What to do: Locate all lines in the data below that hold "left" and show them.

[Begin Given data]

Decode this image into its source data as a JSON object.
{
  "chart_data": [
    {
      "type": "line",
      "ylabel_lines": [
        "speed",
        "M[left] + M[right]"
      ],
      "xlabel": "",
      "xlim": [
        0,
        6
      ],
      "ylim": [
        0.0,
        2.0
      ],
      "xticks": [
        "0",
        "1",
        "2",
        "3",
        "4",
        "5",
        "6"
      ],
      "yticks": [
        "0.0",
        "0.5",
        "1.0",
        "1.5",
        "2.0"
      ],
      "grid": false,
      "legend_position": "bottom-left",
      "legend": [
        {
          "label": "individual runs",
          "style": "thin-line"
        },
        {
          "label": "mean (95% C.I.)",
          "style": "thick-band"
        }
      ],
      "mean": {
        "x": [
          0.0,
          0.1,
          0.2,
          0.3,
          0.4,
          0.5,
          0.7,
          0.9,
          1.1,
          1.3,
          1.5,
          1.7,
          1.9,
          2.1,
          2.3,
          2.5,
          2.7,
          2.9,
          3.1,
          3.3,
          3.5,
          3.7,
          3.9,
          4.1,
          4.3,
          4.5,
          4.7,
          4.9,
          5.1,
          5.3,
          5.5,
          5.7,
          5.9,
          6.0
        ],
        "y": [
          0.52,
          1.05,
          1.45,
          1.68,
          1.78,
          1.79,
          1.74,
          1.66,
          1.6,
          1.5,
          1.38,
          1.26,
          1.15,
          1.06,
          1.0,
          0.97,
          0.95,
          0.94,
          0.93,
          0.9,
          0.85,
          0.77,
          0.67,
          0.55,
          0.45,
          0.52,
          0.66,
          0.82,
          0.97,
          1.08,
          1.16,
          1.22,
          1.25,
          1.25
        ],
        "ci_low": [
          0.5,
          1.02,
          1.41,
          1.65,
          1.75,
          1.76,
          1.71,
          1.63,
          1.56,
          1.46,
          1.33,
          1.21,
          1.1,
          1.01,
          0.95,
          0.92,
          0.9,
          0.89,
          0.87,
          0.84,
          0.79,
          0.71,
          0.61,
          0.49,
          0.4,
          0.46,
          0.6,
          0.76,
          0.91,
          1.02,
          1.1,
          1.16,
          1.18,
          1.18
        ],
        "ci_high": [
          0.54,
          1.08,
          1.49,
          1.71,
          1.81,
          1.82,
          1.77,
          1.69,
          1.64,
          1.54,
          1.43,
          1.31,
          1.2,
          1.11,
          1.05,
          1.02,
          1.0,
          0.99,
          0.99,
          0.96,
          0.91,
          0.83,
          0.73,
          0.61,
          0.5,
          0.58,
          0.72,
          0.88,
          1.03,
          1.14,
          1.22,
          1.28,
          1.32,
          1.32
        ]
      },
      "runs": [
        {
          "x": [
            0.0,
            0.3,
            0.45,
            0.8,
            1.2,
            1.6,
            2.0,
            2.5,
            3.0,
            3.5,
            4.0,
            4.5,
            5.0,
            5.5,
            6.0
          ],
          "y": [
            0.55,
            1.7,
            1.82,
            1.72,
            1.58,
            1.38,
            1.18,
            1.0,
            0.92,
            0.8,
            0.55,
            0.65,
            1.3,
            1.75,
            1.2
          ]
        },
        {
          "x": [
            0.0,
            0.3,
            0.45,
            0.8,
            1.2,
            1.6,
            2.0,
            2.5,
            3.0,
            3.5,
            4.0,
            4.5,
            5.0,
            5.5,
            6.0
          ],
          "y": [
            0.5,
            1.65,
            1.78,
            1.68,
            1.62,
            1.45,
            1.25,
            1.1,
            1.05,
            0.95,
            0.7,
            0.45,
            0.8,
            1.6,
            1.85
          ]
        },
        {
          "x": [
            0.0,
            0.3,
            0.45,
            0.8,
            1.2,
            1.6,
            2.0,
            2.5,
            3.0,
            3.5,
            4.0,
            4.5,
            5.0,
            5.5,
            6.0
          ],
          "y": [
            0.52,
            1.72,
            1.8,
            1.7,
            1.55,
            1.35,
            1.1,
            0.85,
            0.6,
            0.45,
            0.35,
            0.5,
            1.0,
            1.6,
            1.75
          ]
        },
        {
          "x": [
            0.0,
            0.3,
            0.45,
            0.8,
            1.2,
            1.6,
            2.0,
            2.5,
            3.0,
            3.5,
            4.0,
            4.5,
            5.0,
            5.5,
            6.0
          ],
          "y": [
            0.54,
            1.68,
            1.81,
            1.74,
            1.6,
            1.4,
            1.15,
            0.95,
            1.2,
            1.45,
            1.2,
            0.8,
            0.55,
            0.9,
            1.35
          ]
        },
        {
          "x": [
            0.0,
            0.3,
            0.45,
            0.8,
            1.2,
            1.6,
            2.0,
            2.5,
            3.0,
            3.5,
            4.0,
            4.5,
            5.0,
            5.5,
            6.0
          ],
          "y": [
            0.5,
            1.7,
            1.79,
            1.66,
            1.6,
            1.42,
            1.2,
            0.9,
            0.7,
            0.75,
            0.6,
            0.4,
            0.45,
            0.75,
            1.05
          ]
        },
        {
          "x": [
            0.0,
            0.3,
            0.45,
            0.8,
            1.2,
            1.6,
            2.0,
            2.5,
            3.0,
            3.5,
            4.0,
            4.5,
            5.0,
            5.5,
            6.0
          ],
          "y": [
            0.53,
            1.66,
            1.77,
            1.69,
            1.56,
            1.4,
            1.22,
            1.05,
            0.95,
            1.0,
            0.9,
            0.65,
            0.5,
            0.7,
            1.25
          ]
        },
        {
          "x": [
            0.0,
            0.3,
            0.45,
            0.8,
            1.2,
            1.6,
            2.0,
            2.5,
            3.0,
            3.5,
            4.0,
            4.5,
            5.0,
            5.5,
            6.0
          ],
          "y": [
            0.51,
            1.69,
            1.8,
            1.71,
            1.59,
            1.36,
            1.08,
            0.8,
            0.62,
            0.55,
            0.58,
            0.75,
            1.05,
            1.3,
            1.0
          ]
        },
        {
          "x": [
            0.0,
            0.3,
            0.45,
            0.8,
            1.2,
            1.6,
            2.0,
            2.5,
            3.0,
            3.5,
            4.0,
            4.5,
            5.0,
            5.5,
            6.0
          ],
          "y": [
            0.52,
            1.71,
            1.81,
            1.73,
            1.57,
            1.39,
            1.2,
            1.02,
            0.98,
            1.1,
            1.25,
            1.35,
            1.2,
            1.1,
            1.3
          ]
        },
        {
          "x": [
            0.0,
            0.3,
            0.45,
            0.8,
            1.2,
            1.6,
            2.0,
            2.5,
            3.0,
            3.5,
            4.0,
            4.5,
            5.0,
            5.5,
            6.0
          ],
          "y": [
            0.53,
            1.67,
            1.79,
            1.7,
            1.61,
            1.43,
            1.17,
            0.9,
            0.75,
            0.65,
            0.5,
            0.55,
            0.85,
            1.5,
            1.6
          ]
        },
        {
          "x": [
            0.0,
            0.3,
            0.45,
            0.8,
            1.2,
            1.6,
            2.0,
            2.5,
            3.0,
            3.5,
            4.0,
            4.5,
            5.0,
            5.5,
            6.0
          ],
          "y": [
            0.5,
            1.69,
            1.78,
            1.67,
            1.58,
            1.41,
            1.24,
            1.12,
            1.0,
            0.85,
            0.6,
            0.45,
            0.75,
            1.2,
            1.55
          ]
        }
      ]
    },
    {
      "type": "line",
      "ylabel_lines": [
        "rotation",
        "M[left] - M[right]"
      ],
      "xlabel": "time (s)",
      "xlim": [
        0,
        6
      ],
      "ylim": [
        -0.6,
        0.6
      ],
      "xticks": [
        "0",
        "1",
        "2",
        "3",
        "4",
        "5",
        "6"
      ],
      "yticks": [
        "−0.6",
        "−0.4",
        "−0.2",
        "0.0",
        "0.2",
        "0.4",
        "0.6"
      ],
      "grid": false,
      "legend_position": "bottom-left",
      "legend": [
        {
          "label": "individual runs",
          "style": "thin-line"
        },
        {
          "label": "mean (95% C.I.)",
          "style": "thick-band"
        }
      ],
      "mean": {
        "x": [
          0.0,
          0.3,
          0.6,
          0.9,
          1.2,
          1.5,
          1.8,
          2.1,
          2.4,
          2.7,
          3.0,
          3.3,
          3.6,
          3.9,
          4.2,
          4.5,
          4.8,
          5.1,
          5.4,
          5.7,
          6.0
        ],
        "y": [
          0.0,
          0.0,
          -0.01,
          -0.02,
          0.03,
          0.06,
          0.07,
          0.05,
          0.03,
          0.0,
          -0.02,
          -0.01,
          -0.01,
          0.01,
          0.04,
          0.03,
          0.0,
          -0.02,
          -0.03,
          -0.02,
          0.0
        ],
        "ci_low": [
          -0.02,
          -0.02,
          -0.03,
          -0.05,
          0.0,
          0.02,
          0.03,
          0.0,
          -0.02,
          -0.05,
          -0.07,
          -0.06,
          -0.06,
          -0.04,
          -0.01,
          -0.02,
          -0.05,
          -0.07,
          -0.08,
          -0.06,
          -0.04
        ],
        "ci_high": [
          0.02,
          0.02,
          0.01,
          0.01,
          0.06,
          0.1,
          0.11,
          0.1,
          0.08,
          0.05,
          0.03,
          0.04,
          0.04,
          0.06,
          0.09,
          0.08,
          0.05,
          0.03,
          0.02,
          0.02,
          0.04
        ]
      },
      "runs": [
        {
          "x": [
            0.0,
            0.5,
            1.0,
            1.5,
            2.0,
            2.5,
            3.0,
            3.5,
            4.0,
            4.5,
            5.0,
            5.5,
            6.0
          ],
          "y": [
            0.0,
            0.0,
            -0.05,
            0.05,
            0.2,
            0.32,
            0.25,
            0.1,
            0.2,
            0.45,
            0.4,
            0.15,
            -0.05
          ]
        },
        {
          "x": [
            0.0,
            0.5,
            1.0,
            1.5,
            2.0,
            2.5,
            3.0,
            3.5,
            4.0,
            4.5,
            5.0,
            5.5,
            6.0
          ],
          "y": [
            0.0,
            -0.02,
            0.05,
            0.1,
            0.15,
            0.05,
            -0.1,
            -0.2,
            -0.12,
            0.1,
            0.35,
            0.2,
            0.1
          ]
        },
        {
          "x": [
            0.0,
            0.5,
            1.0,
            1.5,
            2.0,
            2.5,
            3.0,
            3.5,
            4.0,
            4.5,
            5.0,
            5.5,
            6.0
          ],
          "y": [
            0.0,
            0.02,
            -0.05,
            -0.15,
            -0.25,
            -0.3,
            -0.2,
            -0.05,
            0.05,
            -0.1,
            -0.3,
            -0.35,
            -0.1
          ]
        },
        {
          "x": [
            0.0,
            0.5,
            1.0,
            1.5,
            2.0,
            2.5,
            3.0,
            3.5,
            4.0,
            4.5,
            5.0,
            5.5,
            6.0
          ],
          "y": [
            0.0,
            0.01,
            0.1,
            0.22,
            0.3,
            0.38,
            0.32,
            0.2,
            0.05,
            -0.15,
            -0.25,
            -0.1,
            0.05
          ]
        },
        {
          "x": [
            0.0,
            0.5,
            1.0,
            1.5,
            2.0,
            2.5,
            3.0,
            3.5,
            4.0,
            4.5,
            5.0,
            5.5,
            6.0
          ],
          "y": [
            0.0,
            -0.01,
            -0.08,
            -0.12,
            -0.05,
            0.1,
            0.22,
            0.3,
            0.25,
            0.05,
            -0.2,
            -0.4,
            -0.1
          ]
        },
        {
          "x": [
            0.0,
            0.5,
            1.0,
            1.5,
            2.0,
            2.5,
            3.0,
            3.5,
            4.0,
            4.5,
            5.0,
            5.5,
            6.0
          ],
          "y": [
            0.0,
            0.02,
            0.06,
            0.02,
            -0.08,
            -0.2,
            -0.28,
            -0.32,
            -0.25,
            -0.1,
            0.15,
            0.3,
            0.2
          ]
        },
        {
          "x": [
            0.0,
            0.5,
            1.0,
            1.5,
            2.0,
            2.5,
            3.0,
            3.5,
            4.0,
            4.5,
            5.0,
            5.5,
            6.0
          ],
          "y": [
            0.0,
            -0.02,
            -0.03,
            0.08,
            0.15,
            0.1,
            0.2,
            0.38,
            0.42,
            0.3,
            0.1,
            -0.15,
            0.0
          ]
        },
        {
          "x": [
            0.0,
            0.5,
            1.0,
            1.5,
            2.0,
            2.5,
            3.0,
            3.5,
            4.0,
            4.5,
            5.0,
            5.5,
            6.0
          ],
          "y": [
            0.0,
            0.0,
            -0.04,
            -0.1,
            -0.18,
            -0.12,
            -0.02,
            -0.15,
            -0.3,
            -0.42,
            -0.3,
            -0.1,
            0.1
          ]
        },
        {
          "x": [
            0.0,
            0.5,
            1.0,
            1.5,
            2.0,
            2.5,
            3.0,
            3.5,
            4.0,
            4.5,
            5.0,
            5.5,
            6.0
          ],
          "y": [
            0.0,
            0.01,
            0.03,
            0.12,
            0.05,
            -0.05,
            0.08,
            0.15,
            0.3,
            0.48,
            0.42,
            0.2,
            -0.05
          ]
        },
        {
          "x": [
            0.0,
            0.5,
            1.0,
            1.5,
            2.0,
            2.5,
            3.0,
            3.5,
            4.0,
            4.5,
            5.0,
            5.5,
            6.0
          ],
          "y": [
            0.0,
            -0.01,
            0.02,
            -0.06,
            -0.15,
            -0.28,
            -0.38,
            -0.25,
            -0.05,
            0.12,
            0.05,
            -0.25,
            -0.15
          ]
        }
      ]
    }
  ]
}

[End Given data]

Answer to the task:
        "M[left] + M[right]"
      "legend_position": "bottom-left",
        "M[left] - M[right]"
      "legend_position": "bottom-left",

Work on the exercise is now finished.